►

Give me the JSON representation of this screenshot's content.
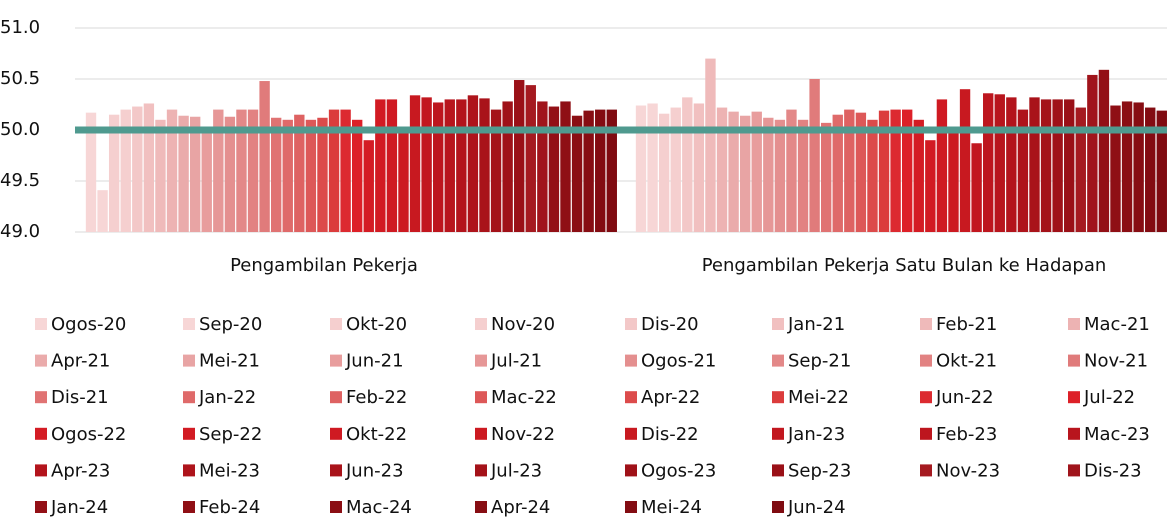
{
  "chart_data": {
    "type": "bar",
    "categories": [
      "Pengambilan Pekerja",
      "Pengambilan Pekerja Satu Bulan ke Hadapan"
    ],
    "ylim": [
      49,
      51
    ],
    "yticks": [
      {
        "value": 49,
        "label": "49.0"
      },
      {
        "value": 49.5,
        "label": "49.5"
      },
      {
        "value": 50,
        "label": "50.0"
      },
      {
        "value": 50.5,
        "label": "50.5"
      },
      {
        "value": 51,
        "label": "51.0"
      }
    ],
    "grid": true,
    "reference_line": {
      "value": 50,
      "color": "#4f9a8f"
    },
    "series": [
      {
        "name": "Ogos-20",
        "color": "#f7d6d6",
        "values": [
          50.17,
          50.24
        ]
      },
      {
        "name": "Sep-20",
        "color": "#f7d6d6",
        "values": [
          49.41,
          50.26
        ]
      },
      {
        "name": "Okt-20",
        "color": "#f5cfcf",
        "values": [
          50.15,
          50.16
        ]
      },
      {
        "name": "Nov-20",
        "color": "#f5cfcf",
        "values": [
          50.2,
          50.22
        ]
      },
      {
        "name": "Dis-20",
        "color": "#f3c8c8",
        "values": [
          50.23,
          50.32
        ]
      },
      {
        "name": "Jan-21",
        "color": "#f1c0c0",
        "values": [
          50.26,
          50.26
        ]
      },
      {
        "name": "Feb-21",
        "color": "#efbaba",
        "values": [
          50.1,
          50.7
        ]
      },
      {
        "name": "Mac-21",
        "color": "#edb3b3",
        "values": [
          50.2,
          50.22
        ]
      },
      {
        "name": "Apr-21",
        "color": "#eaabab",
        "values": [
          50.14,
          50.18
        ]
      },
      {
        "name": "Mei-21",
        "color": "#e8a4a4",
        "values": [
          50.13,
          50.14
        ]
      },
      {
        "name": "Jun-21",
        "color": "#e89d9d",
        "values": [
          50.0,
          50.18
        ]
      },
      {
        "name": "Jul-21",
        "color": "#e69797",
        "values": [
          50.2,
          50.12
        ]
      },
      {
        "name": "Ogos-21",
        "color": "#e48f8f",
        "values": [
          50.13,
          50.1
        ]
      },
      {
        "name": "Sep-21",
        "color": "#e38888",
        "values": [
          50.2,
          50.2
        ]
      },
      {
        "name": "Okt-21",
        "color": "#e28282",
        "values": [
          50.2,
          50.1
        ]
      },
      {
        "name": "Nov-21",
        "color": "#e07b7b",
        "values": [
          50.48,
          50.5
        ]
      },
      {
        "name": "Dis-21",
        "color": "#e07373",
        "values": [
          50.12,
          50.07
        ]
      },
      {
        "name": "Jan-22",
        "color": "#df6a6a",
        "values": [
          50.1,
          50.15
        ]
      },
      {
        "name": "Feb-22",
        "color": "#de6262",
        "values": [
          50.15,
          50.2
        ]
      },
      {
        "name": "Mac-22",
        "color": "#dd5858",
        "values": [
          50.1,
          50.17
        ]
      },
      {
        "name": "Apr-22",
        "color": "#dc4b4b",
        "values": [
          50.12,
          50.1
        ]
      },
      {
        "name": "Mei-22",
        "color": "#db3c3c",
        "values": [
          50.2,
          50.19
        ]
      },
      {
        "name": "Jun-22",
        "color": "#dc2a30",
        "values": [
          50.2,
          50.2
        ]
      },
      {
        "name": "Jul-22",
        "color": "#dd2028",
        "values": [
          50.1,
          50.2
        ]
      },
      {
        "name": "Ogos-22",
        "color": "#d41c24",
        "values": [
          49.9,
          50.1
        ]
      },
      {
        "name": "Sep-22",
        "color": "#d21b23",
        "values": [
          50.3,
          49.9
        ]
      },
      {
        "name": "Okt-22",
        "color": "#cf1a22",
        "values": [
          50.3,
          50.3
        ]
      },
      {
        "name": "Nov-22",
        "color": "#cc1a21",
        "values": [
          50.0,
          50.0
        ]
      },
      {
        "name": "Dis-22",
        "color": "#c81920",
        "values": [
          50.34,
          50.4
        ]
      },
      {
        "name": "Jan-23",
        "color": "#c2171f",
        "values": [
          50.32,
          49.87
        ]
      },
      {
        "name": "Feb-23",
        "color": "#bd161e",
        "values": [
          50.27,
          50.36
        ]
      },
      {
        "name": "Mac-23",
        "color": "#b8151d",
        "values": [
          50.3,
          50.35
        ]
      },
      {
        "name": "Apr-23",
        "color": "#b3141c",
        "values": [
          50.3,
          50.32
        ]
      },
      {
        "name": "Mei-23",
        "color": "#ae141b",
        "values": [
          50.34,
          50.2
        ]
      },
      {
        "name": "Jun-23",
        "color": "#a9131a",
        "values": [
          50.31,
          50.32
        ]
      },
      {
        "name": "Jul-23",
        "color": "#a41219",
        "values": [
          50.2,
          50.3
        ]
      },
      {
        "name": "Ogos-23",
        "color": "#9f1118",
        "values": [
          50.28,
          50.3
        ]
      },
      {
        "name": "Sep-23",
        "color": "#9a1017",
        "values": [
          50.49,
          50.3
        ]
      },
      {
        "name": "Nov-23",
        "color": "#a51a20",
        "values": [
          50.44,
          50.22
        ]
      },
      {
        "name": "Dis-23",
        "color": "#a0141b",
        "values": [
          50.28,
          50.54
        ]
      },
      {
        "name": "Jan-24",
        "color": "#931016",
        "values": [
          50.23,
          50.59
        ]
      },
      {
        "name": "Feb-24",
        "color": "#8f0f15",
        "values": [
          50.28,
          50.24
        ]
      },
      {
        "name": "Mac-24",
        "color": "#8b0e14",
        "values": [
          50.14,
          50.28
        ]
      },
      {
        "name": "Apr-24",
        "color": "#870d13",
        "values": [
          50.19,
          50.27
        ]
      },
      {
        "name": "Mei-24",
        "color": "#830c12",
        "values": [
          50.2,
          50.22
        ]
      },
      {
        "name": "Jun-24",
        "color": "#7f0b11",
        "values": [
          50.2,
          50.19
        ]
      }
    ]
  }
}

◄

> _Exercise description_: Each line containing the word "label" counts once; say how many such lines there are, giving only the number.

> _Problem solution_: 5